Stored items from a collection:
####

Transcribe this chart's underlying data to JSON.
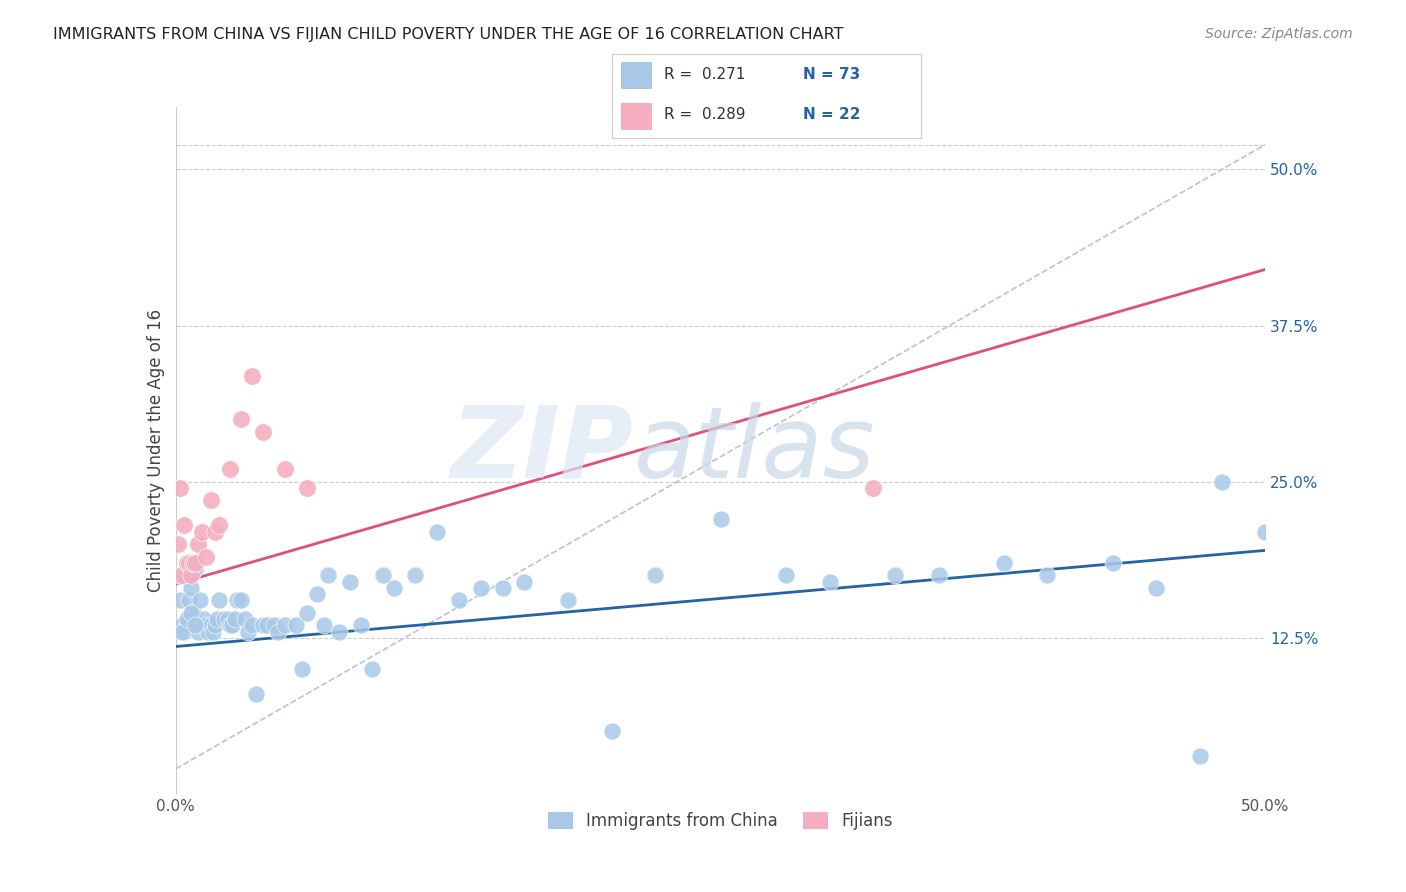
{
  "title": "IMMIGRANTS FROM CHINA VS FIJIAN CHILD POVERTY UNDER THE AGE OF 16 CORRELATION CHART",
  "source": "Source: ZipAtlas.com",
  "ylabel": "Child Poverty Under the Age of 16",
  "right_yticks": [
    "50.0%",
    "37.5%",
    "25.0%",
    "12.5%"
  ],
  "right_ytick_vals": [
    0.5,
    0.375,
    0.25,
    0.125
  ],
  "color_blue": "#a8c8e8",
  "color_pink": "#f4aec0",
  "line_blue": "#2563a8",
  "line_pink": "#e0507a",
  "line_dashed": "#b8c4d4",
  "legend_label1": "Immigrants from China",
  "legend_label2": "Fijians",
  "blue_scatter_x": [
    0.001,
    0.002,
    0.003,
    0.004,
    0.005,
    0.006,
    0.007,
    0.008,
    0.009,
    0.01,
    0.011,
    0.012,
    0.013,
    0.014,
    0.015,
    0.016,
    0.017,
    0.018,
    0.019,
    0.02,
    0.022,
    0.024,
    0.025,
    0.026,
    0.027,
    0.028,
    0.03,
    0.032,
    0.033,
    0.035,
    0.037,
    0.04,
    0.042,
    0.045,
    0.047,
    0.05,
    0.055,
    0.058,
    0.06,
    0.065,
    0.068,
    0.07,
    0.075,
    0.08,
    0.085,
    0.09,
    0.095,
    0.1,
    0.11,
    0.12,
    0.13,
    0.14,
    0.15,
    0.16,
    0.18,
    0.2,
    0.22,
    0.25,
    0.28,
    0.3,
    0.33,
    0.35,
    0.38,
    0.4,
    0.43,
    0.45,
    0.47,
    0.48,
    0.5,
    0.003,
    0.005,
    0.007,
    0.009
  ],
  "blue_scatter_y": [
    0.175,
    0.155,
    0.135,
    0.13,
    0.135,
    0.155,
    0.165,
    0.145,
    0.18,
    0.13,
    0.155,
    0.135,
    0.14,
    0.135,
    0.13,
    0.135,
    0.13,
    0.135,
    0.14,
    0.155,
    0.14,
    0.14,
    0.135,
    0.135,
    0.14,
    0.155,
    0.155,
    0.14,
    0.13,
    0.135,
    0.08,
    0.135,
    0.135,
    0.135,
    0.13,
    0.135,
    0.135,
    0.1,
    0.145,
    0.16,
    0.135,
    0.175,
    0.13,
    0.17,
    0.135,
    0.1,
    0.175,
    0.165,
    0.175,
    0.21,
    0.155,
    0.165,
    0.165,
    0.17,
    0.155,
    0.05,
    0.175,
    0.22,
    0.175,
    0.17,
    0.175,
    0.175,
    0.185,
    0.175,
    0.185,
    0.165,
    0.03,
    0.25,
    0.21,
    0.13,
    0.14,
    0.145,
    0.135
  ],
  "pink_scatter_x": [
    0.001,
    0.002,
    0.003,
    0.004,
    0.005,
    0.006,
    0.007,
    0.008,
    0.009,
    0.01,
    0.012,
    0.014,
    0.016,
    0.018,
    0.02,
    0.025,
    0.03,
    0.035,
    0.04,
    0.05,
    0.06,
    0.32
  ],
  "pink_scatter_y": [
    0.2,
    0.245,
    0.175,
    0.215,
    0.185,
    0.185,
    0.175,
    0.185,
    0.185,
    0.2,
    0.21,
    0.19,
    0.235,
    0.21,
    0.215,
    0.26,
    0.3,
    0.335,
    0.29,
    0.26,
    0.245,
    0.245
  ],
  "blue_line_x": [
    0.0,
    0.5
  ],
  "blue_line_y": [
    0.118,
    0.195
  ],
  "pink_line_x": [
    0.0,
    0.5
  ],
  "pink_line_y": [
    0.168,
    0.42
  ],
  "dashed_line_x": [
    0.0,
    0.5
  ],
  "dashed_line_y": [
    0.02,
    0.52
  ],
  "xlim": [
    0.0,
    0.5
  ],
  "ylim": [
    0.0,
    0.55
  ]
}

####

* _Set problem_
Without the pictures, repeat the listing above exactly.

* _Exercise result_
Transcribe this chart's underlying data to JSON.
{
  "title": "IMMIGRANTS FROM CHINA VS FIJIAN CHILD POVERTY UNDER THE AGE OF 16 CORRELATION CHART",
  "source": "Source: ZipAtlas.com",
  "ylabel": "Child Poverty Under the Age of 16",
  "right_yticks": [
    "50.0%",
    "37.5%",
    "25.0%",
    "12.5%"
  ],
  "right_ytick_vals": [
    0.5,
    0.375,
    0.25,
    0.125
  ],
  "color_blue": "#a8c8e8",
  "color_pink": "#f4aec0",
  "line_blue": "#2563a8",
  "line_pink": "#e0507a",
  "line_dashed": "#b8c4d4",
  "legend_label1": "Immigrants from China",
  "legend_label2": "Fijians",
  "blue_scatter_x": [
    0.001,
    0.002,
    0.003,
    0.004,
    0.005,
    0.006,
    0.007,
    0.008,
    0.009,
    0.01,
    0.011,
    0.012,
    0.013,
    0.014,
    0.015,
    0.016,
    0.017,
    0.018,
    0.019,
    0.02,
    0.022,
    0.024,
    0.025,
    0.026,
    0.027,
    0.028,
    0.03,
    0.032,
    0.033,
    0.035,
    0.037,
    0.04,
    0.042,
    0.045,
    0.047,
    0.05,
    0.055,
    0.058,
    0.06,
    0.065,
    0.068,
    0.07,
    0.075,
    0.08,
    0.085,
    0.09,
    0.095,
    0.1,
    0.11,
    0.12,
    0.13,
    0.14,
    0.15,
    0.16,
    0.18,
    0.2,
    0.22,
    0.25,
    0.28,
    0.3,
    0.33,
    0.35,
    0.38,
    0.4,
    0.43,
    0.45,
    0.47,
    0.48,
    0.5,
    0.003,
    0.005,
    0.007,
    0.009
  ],
  "blue_scatter_y": [
    0.175,
    0.155,
    0.135,
    0.13,
    0.135,
    0.155,
    0.165,
    0.145,
    0.18,
    0.13,
    0.155,
    0.135,
    0.14,
    0.135,
    0.13,
    0.135,
    0.13,
    0.135,
    0.14,
    0.155,
    0.14,
    0.14,
    0.135,
    0.135,
    0.14,
    0.155,
    0.155,
    0.14,
    0.13,
    0.135,
    0.08,
    0.135,
    0.135,
    0.135,
    0.13,
    0.135,
    0.135,
    0.1,
    0.145,
    0.16,
    0.135,
    0.175,
    0.13,
    0.17,
    0.135,
    0.1,
    0.175,
    0.165,
    0.175,
    0.21,
    0.155,
    0.165,
    0.165,
    0.17,
    0.155,
    0.05,
    0.175,
    0.22,
    0.175,
    0.17,
    0.175,
    0.175,
    0.185,
    0.175,
    0.185,
    0.165,
    0.03,
    0.25,
    0.21,
    0.13,
    0.14,
    0.145,
    0.135
  ],
  "pink_scatter_x": [
    0.001,
    0.002,
    0.003,
    0.004,
    0.005,
    0.006,
    0.007,
    0.008,
    0.009,
    0.01,
    0.012,
    0.014,
    0.016,
    0.018,
    0.02,
    0.025,
    0.03,
    0.035,
    0.04,
    0.05,
    0.06,
    0.32
  ],
  "pink_scatter_y": [
    0.2,
    0.245,
    0.175,
    0.215,
    0.185,
    0.185,
    0.175,
    0.185,
    0.185,
    0.2,
    0.21,
    0.19,
    0.235,
    0.21,
    0.215,
    0.26,
    0.3,
    0.335,
    0.29,
    0.26,
    0.245,
    0.245
  ],
  "blue_line_x": [
    0.0,
    0.5
  ],
  "blue_line_y": [
    0.118,
    0.195
  ],
  "pink_line_x": [
    0.0,
    0.5
  ],
  "pink_line_y": [
    0.168,
    0.42
  ],
  "dashed_line_x": [
    0.0,
    0.5
  ],
  "dashed_line_y": [
    0.02,
    0.52
  ],
  "xlim": [
    0.0,
    0.5
  ],
  "ylim": [
    0.0,
    0.55
  ]
}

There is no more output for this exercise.